Check each line of the material below, and copy it if it holds the string "smiley".

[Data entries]
----------

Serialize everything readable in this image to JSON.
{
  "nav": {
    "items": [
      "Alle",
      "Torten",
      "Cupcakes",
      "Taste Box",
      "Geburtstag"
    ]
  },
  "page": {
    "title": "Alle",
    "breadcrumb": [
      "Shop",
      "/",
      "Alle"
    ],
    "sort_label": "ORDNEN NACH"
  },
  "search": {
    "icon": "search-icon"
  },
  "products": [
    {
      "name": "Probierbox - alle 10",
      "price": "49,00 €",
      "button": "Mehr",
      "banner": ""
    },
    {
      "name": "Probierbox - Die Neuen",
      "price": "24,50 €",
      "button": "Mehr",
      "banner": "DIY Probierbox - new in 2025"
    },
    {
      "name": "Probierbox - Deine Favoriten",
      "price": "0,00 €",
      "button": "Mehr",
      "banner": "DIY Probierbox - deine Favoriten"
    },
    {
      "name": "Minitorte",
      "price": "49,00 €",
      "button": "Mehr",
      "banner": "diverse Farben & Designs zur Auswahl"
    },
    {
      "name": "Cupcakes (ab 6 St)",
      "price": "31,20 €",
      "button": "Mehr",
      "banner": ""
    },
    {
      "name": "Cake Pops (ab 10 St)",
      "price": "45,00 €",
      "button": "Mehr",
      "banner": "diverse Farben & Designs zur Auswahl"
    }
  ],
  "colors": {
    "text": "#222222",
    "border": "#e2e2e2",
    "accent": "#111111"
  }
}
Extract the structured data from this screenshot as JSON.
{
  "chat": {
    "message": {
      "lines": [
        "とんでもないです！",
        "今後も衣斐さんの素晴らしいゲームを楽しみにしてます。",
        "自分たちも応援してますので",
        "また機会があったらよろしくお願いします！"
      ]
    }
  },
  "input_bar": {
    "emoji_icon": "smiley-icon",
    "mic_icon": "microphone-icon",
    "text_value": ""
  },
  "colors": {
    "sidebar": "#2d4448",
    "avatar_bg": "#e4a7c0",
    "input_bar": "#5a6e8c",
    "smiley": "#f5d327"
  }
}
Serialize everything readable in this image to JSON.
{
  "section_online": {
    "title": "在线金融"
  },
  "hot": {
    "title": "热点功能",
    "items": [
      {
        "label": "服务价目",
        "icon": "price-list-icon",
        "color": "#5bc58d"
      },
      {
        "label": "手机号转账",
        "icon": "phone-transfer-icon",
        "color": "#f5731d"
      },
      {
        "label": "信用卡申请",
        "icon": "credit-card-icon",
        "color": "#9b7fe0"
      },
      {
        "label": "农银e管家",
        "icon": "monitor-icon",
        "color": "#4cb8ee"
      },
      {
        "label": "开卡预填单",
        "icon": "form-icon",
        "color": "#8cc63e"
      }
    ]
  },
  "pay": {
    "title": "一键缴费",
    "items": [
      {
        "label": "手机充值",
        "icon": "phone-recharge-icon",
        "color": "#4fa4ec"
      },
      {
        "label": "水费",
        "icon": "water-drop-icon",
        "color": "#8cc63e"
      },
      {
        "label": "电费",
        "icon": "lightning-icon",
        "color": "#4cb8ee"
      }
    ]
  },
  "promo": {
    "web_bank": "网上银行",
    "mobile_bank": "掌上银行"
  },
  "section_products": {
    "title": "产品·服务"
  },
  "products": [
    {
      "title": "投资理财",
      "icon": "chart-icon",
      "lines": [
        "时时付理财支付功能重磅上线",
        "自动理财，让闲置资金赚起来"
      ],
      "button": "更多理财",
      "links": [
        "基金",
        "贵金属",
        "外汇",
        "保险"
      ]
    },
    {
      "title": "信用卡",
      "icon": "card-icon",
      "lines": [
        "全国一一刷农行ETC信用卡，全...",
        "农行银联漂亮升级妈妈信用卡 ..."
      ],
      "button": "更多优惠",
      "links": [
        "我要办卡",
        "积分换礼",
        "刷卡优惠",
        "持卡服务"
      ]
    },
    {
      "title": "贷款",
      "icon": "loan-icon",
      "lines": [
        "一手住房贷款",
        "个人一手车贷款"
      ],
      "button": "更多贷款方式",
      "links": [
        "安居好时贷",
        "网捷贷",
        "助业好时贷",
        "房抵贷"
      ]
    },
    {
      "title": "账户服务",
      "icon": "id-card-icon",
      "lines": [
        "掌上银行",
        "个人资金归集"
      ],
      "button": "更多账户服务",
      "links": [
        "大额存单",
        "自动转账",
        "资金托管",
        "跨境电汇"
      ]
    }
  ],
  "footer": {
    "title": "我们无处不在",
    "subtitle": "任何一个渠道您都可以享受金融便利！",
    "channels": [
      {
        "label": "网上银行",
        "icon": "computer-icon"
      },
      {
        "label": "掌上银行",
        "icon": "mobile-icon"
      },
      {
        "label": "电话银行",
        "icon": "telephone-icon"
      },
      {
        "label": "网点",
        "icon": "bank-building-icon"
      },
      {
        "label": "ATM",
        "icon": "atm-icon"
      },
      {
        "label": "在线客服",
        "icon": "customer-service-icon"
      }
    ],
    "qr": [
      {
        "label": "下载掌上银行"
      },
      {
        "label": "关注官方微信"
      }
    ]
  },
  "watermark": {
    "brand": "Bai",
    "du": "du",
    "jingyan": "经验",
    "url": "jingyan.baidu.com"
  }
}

----------

_Response to the exercise_
    "emoji_icon": "smiley-icon",
    "smiley": "#f5d327"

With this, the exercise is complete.